>> Begin SUPPLIED DATA

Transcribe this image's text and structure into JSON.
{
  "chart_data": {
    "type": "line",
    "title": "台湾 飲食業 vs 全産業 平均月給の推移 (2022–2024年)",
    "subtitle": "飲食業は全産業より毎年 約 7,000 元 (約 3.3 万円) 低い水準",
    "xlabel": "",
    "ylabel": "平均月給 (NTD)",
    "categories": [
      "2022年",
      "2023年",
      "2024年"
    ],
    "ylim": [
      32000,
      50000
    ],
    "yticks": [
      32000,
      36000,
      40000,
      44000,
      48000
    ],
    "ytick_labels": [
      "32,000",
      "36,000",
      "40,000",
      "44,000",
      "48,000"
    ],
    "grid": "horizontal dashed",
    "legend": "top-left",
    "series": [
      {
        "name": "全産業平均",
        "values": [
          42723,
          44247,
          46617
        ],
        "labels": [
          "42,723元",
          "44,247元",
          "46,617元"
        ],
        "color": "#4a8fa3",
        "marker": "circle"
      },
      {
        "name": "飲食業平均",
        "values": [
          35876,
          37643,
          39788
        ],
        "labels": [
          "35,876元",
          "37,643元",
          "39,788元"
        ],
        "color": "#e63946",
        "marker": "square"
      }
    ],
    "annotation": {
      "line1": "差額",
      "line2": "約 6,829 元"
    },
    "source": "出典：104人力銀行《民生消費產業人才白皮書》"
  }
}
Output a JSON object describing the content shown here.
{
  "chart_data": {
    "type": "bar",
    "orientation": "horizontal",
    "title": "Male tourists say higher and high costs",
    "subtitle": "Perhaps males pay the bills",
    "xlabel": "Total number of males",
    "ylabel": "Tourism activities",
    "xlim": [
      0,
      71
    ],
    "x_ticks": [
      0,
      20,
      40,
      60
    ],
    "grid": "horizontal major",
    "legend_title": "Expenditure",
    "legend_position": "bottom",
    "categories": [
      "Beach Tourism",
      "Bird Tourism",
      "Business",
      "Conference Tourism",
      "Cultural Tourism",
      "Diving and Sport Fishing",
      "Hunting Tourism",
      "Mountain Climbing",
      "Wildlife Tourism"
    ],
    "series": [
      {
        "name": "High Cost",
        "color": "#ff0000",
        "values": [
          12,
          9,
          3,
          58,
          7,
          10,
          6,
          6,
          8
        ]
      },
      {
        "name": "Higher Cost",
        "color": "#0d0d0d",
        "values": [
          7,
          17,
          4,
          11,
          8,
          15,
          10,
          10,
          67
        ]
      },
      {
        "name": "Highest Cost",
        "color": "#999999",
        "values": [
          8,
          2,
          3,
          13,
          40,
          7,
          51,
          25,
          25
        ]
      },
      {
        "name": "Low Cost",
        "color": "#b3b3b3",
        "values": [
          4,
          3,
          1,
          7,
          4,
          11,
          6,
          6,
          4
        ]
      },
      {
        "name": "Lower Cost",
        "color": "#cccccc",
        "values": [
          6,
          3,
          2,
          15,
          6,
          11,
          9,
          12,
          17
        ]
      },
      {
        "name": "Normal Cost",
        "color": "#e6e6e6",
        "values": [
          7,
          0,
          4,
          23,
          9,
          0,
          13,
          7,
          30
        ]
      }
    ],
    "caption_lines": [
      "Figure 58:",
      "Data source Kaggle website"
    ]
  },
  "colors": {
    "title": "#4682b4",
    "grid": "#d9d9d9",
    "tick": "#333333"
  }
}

>> End SUPPLIED DATA

Work out how many lines of the data above hold the word "JSON", and write only the count.

FULL SOLUTION:
2